* Requirement: Copy out word for word the entries below, from the line containing "flag-german-icon[interactable] [609, 284, 624, 294]" through the line containing "pages-link-useful[interactable]: Useful Links", including both of those lines.

(Region boundary data)
════════════════════
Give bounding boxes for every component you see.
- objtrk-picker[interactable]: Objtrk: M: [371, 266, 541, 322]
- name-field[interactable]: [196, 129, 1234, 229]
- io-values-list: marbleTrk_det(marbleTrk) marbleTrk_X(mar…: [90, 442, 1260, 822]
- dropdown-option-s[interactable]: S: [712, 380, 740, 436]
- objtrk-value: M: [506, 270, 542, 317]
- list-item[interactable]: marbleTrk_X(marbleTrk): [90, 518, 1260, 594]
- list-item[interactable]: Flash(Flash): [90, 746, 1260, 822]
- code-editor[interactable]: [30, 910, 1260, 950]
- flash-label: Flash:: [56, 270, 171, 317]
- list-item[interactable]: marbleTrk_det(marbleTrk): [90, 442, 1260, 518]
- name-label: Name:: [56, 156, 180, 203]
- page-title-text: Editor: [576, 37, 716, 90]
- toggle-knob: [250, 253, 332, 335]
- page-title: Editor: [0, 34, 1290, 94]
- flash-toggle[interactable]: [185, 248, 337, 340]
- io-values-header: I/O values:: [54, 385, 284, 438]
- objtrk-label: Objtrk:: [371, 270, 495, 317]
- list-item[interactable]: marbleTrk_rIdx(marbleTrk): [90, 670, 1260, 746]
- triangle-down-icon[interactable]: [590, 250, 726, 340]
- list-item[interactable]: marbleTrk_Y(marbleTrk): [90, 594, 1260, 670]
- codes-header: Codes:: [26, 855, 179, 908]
════════════════════
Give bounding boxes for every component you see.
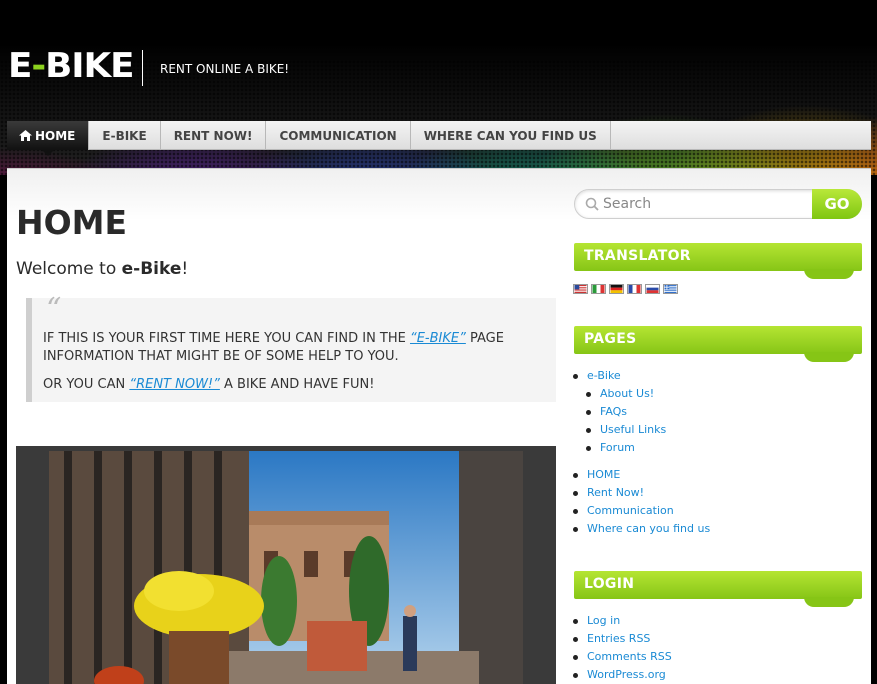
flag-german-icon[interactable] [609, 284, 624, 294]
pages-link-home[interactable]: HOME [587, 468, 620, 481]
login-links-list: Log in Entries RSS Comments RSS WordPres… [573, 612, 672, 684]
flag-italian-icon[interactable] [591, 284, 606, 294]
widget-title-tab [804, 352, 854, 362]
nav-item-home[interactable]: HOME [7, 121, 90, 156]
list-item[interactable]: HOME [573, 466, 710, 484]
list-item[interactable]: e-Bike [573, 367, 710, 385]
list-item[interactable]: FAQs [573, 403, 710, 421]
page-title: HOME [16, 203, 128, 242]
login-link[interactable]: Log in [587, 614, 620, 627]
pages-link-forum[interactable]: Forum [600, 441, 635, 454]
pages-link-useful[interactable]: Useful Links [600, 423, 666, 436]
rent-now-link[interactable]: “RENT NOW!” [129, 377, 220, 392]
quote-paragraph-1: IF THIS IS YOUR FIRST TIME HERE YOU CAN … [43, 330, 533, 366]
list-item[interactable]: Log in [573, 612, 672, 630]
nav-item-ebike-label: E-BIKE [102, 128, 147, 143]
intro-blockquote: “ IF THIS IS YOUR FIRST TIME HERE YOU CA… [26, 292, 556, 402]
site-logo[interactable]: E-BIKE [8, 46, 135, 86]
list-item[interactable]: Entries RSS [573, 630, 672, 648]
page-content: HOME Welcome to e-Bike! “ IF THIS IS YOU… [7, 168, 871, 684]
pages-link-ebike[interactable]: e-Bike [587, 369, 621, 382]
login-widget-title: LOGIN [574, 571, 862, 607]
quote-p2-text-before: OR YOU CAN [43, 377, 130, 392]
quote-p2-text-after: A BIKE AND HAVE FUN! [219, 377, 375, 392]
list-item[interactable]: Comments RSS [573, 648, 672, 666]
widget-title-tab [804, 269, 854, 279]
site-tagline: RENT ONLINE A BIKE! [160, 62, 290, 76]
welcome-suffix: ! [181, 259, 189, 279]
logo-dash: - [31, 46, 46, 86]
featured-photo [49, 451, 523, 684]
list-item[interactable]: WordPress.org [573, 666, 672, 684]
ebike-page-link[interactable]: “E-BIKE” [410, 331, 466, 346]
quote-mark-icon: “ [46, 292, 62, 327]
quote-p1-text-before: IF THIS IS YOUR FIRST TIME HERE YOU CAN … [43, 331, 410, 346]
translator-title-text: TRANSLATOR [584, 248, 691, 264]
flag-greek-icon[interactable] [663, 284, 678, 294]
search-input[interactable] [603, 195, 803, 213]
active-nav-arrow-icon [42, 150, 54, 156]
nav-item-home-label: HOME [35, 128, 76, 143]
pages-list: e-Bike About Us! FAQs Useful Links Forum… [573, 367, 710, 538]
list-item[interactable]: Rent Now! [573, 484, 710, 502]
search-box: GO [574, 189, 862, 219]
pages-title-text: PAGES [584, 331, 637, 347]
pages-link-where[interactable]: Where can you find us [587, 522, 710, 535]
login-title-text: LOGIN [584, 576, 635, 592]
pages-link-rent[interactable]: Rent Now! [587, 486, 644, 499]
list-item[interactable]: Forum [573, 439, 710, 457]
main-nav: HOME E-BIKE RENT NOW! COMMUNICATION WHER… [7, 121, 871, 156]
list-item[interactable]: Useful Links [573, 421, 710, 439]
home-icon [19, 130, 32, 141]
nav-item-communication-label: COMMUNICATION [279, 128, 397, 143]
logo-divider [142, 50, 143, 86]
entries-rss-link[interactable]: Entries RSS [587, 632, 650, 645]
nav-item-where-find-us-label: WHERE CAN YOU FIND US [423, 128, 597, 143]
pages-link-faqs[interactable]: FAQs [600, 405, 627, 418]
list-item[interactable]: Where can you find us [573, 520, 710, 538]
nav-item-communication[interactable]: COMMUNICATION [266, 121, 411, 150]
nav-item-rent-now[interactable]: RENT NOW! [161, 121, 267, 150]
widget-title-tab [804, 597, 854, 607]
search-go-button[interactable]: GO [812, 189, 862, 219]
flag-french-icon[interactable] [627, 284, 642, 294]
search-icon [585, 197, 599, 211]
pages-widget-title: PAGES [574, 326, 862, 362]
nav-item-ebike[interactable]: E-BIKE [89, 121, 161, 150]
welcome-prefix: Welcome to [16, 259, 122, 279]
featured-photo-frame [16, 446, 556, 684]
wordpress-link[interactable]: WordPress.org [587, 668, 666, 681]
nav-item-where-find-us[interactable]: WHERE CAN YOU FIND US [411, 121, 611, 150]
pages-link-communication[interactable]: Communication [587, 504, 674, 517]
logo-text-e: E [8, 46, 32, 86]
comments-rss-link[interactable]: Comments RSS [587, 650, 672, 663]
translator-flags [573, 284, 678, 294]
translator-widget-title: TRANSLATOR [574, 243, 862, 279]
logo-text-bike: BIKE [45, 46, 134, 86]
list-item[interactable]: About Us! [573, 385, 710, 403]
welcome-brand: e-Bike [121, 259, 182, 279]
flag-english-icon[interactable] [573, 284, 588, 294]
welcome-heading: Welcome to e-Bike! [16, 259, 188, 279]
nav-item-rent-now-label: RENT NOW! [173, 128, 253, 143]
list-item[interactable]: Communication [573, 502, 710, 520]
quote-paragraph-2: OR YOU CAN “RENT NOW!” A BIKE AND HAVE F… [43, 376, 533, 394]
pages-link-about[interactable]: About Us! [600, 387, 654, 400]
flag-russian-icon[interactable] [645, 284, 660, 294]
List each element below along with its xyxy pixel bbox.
════════════════════
* Exercise answer:
flag-german-icon[interactable] [609, 284, 624, 294]
pages-link-home[interactable]: HOME [587, 468, 620, 481]
login-links-list: Log in Entries RSS Comments RSS WordPres… [573, 612, 672, 684]
flag-italian-icon[interactable] [591, 284, 606, 294]
widget-title-tab [804, 352, 854, 362]
nav-item-home[interactable]: HOME [7, 121, 90, 156]
list-item[interactable]: HOME [573, 466, 710, 484]
list-item[interactable]: e-Bike [573, 367, 710, 385]
list-item[interactable]: FAQs [573, 403, 710, 421]
page-title: HOME [16, 203, 128, 242]
login-link[interactable]: Log in [587, 614, 620, 627]
pages-link-forum[interactable]: Forum [600, 441, 635, 454]
pages-link-useful[interactable]: Useful Links [600, 423, 666, 436]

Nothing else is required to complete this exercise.